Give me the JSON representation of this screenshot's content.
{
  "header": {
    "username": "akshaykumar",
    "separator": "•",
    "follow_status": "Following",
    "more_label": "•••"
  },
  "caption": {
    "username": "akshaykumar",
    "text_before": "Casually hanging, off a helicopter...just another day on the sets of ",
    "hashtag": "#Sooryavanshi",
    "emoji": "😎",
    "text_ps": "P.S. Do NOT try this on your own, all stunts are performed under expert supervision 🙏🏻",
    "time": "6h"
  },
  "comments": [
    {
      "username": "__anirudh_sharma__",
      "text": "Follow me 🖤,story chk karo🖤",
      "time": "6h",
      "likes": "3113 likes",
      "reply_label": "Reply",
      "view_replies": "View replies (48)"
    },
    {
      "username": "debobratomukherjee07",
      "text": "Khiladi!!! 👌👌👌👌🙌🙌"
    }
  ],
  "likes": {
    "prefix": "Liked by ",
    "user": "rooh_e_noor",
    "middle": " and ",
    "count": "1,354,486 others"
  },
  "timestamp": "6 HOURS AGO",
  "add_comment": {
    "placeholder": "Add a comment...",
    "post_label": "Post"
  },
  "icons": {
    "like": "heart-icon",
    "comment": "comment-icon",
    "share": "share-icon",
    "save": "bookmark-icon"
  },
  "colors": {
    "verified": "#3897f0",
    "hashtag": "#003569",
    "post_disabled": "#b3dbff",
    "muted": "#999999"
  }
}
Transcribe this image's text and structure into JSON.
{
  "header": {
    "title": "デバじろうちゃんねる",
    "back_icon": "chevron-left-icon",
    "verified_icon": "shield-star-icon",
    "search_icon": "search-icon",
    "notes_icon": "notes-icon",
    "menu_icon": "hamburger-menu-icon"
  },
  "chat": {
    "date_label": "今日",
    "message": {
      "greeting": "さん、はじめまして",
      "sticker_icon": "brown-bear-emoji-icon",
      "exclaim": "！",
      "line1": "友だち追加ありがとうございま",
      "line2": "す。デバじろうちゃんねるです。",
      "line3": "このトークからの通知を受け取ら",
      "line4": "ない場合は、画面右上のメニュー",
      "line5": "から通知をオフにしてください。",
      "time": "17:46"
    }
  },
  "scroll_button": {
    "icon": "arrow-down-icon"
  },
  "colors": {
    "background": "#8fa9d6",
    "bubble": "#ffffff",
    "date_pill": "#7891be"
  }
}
::::
Exercise details> Exactly reproduce all of the entries.

Exercise answer>
Give me the JSON representation of this screenshot's content.
{
  "header": {
    "username": "akshaykumar",
    "separator": "•",
    "follow_status": "Following",
    "more_label": "•••"
  },
  "caption": {
    "username": "akshaykumar",
    "text_before": "Casually hanging, off a helicopter...just another day on the sets of ",
    "hashtag": "#Sooryavanshi",
    "emoji": "😎",
    "text_ps": "P.S. Do NOT try this on your own, all stunts are performed under expert supervision 🙏🏻",
    "time": "6h"
  },
  "comments": [
    {
      "username": "__anirudh_sharma__",
      "text": "Follow me 🖤,story chk karo🖤",
      "time": "6h",
      "likes": "3113 likes",
      "reply_label": "Reply",
      "view_replies": "View replies (48)"
    },
    {
      "username": "debobratomukherjee07",
      "text": "Khiladi!!! 👌👌👌👌🙌🙌"
    }
  ],
  "likes": {
    "prefix": "Liked by ",
    "user": "rooh_e_noor",
    "middle": " and ",
    "count": "1,354,486 others"
  },
  "timestamp": "6 HOURS AGO",
  "add_comment": {
    "placeholder": "Add a comment...",
    "post_label": "Post"
  },
  "icons": {
    "like": "heart-icon",
    "comment": "comment-icon",
    "share": "share-icon",
    "save": "bookmark-icon"
  },
  "colors": {
    "verified": "#3897f0",
    "hashtag": "#003569",
    "post_disabled": "#b3dbff",
    "muted": "#999999"
  }
}
Transcribe this image's text and structure into JSON.
{
  "header": {
    "title": "デバじろうちゃんねる",
    "back_icon": "chevron-left-icon",
    "verified_icon": "shield-star-icon",
    "search_icon": "search-icon",
    "notes_icon": "notes-icon",
    "menu_icon": "hamburger-menu-icon"
  },
  "chat": {
    "date_label": "今日",
    "message": {
      "greeting": "さん、はじめまして",
      "sticker_icon": "brown-bear-emoji-icon",
      "exclaim": "！",
      "line1": "友だち追加ありがとうございま",
      "line2": "す。デバじろうちゃんねるです。",
      "line3": "このトークからの通知を受け取ら",
      "line4": "ない場合は、画面右上のメニュー",
      "line5": "から通知をオフにしてください。",
      "time": "17:46"
    }
  },
  "scroll_button": {
    "icon": "arrow-down-icon"
  },
  "colors": {
    "background": "#8fa9d6",
    "bubble": "#ffffff",
    "date_pill": "#7891be"
  }
}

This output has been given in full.